* **TASK DIRECTIONS**: Reproduce every record exactly as it appears, but not the pictures.

-- START --

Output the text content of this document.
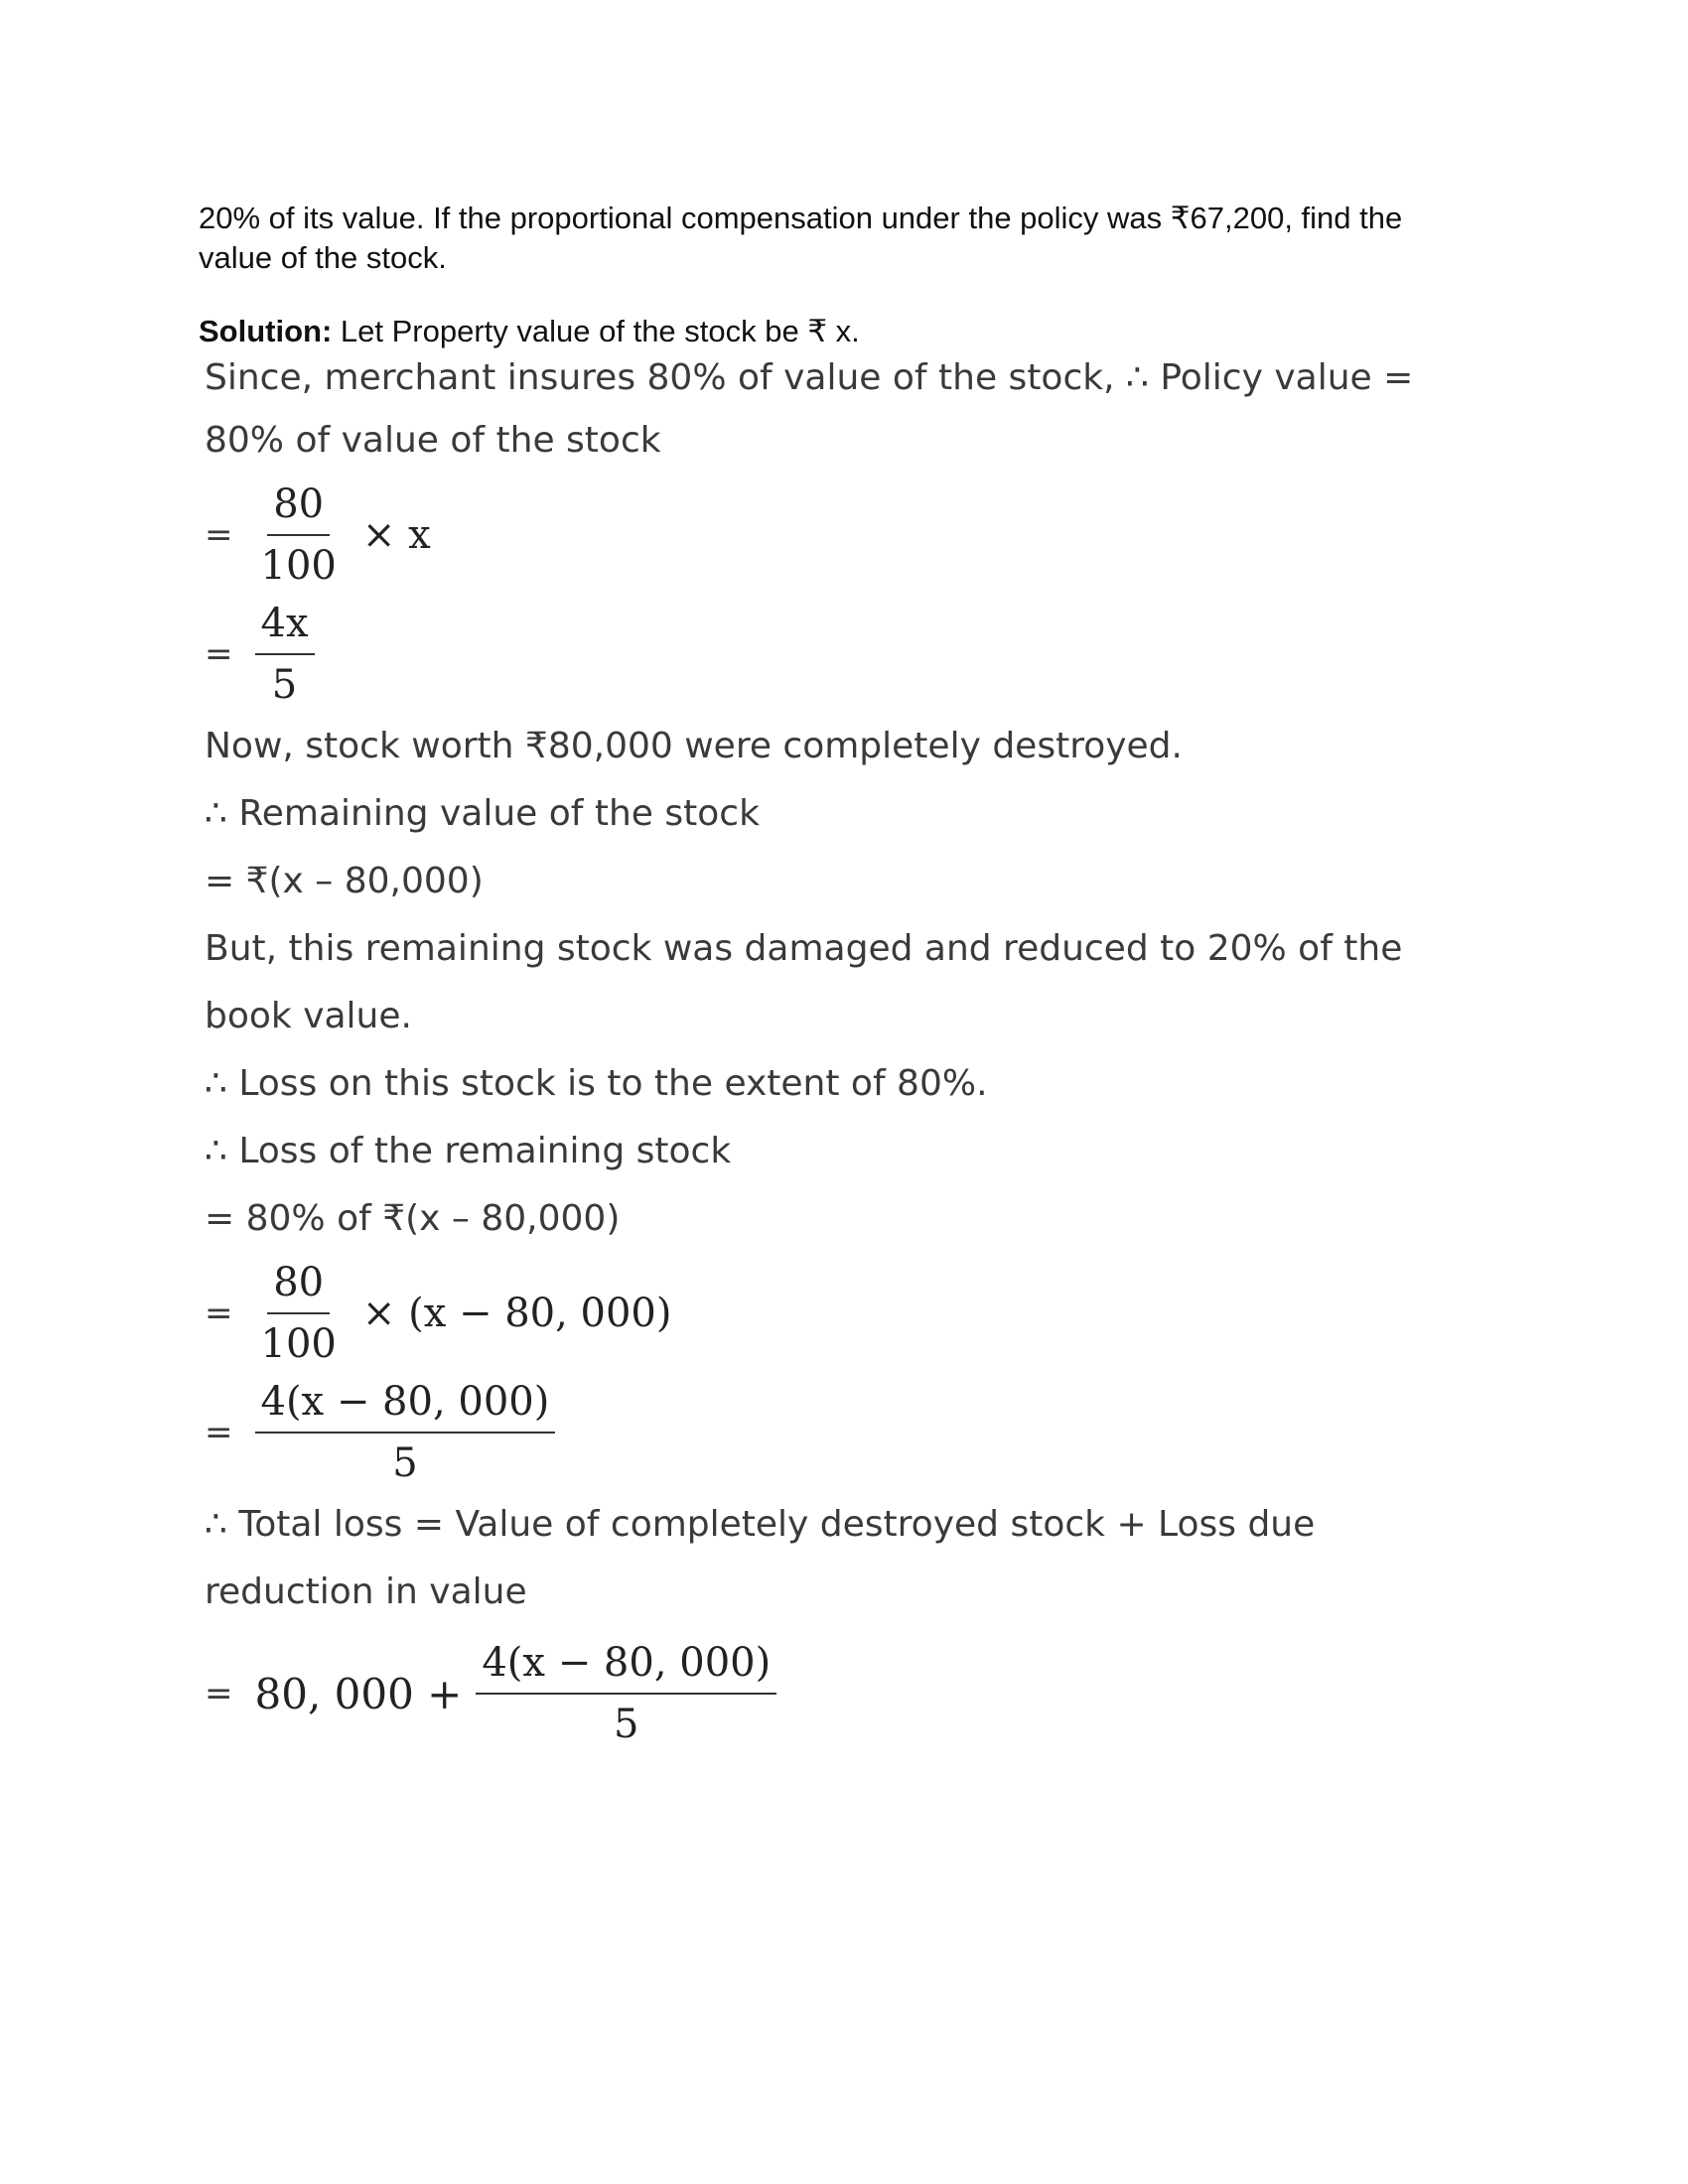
20% of its value. If the proportional compensation under the policy was ₹67,200, find the value of the stock.
Solution: Let Property value of the stock be ₹ x.
Since, merchant insures 80% of value of the stock, ∴ Policy value =
80% of value of the stock
= $\frac{80}{100} \times x$
= $\frac{4x}{5}$
Now, stock worth ₹80,000 were completely destroyed.
∴ Remaining value of the stock
= ₹(x – 80,000)
But, this remaining stock was damaged and reduced to 20% of the
book value.
∴ Loss on this stock is to the extent of 80%.
∴ Loss of the remaining stock
= 80% of ₹(x – 80,000)
= $\frac{80}{100} \times (x - 80$, 000)
= $\frac{4(x - 80, 000)}{5}$
∴ Total loss = Value of completely destroyed stock + Loss due
reduction in value
= 80, $000 + \frac{4(x - 80, 000)}{5}$
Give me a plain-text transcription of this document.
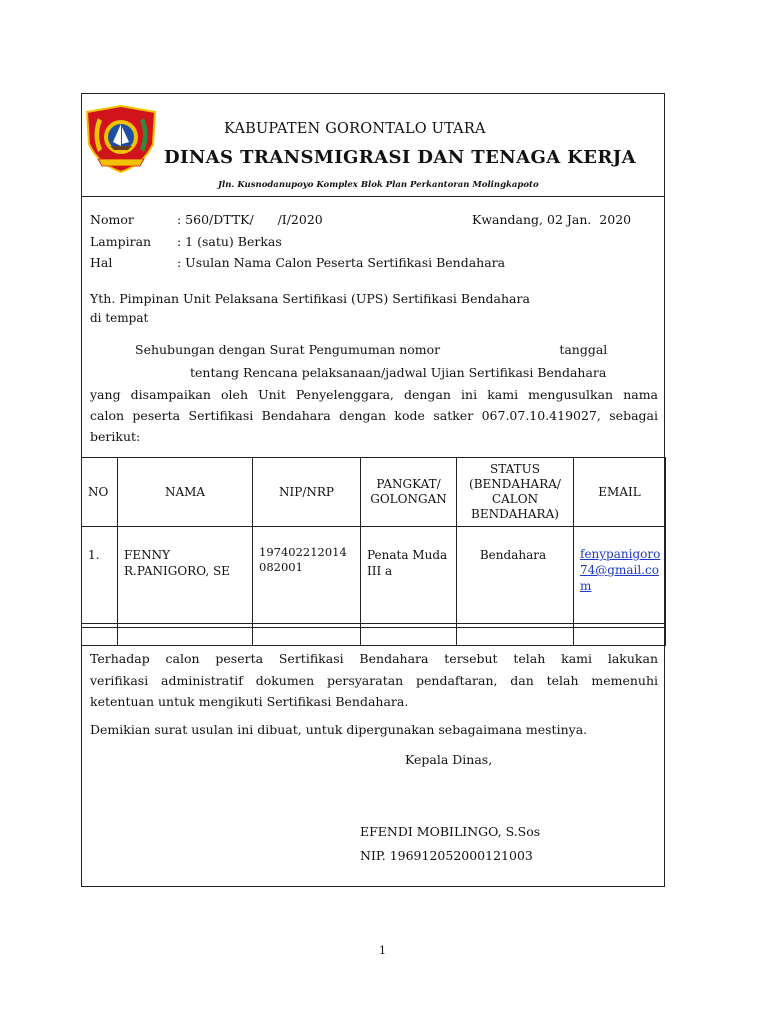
KABUPATEN GORONTALO UTARA
DINAS TRANSMIGRASI DAN TENAGA KERJA
Jln. Kusnodanupoyo Komplex Blok Plan Perkantoran Molingkapoto
Nomor	: 560/DTTK/      /I/2020	Kwandang, 02 Jan.  2020
Lampiran : 1 (satu) Berkas
Hal	: Usulan Nama Calon Peserta Sertifikasi Bendahara
Yth. Pimpinan Unit Pelaksana Sertifikasi (UPS) Sertifikasi Bendahara
di tempat
Sehubungan dengan Surat Pengumuman nomor                              tanggal
tentang Rencana pelaksanaan/jadwal Ujian Sertifikasi Bendahara
yang disampaikan oleh Unit Penyelenggara, dengan ini kami mengusulkan nama
calon peserta Sertifikasi Bendahara dengan kode satker 067.07.10.419027, sebagai
berikut:
NO	NAMA	NIP/NRP	PANGKAT/ GOLONGAN	STATUS (BENDAHARA/ CALON BENDAHARA)	EMAIL
1.	FENNY R.PANIGORO, SE	197402212014 082001	Penata Muda III a	Bendahara	fenypanigoro74@gmail.com

Terhadap calon peserta Sertifikasi Bendahara tersebut telah kami lakukan
verifikasi administratif dokumen persyaratan pendaftaran, dan telah memenuhi
ketentuan untuk mengikuti Sertifikasi Bendahara.
Demikian surat usulan ini dibuat, untuk dipergunakan sebagaimana mestinya.
Kepala Dinas,
EFENDI MOBILINGO, S.Sos
NIP. 196912052000121003
1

-- END --

* **EXERCISE OUTPUT**:
Output the text content of this document.
20% of its value. If the proportional compensation under the policy was ₹67,200, find the value of the stock.
Solution: Let Property value of the stock be ₹ x.
Since, merchant insures 80% of value of the stock, ∴ Policy value =
80% of value of the stock
= $\frac{80}{100} \times x$
= $\frac{4x}{5}$
Now, stock worth ₹80,000 were completely destroyed.
∴ Remaining value of the stock
= ₹(x – 80,000)
But, this remaining stock was damaged and reduced to 20% of the
book value.
∴ Loss on this stock is to the extent of 80%.
∴ Loss of the remaining stock
= 80% of ₹(x – 80,000)
= $\frac{80}{100} \times (x - 80$, 000)
= $\frac{4(x - 80, 000)}{5}$
∴ Total loss = Value of completely destroyed stock + Loss due
reduction in value
= 80, $000 + \frac{4(x - 80, 000)}{5}$
Give me a plain-text transcription of this document.
KABUPATEN GORONTALO UTARA
DINAS TRANSMIGRASI DAN TENAGA KERJA
Jln. Kusnodanupoyo Komplex Blok Plan Perkantoran Molingkapoto
Nomor	: 560/DTTK/      /I/2020	Kwandang, 02 Jan.  2020
Lampiran : 1 (satu) Berkas
Hal	: Usulan Nama Calon Peserta Sertifikasi Bendahara
Yth. Pimpinan Unit Pelaksana Sertifikasi (UPS) Sertifikasi Bendahara
di tempat
Sehubungan dengan Surat Pengumuman nomor                              tanggal
tentang Rencana pelaksanaan/jadwal Ujian Sertifikasi Bendahara
yang disampaikan oleh Unit Penyelenggara, dengan ini kami mengusulkan nama
calon peserta Sertifikasi Bendahara dengan kode satker 067.07.10.419027, sebagai
berikut:
NO	NAMA	NIP/NRP	PANGKAT/ GOLONGAN	STATUS (BENDAHARA/ CALON BENDAHARA)	EMAIL
1.	FENNY R.PANIGORO, SE	197402212014 082001	Penata Muda III a	Bendahara	fenypanigoro74@gmail.com

Terhadap calon peserta Sertifikasi Bendahara tersebut telah kami lakukan
verifikasi administratif dokumen persyaratan pendaftaran, dan telah memenuhi
ketentuan untuk mengikuti Sertifikasi Bendahara.
Demikian surat usulan ini dibuat, untuk dipergunakan sebagaimana mestinya.
Kepala Dinas,
EFENDI MOBILINGO, S.Sos
NIP. 196912052000121003
1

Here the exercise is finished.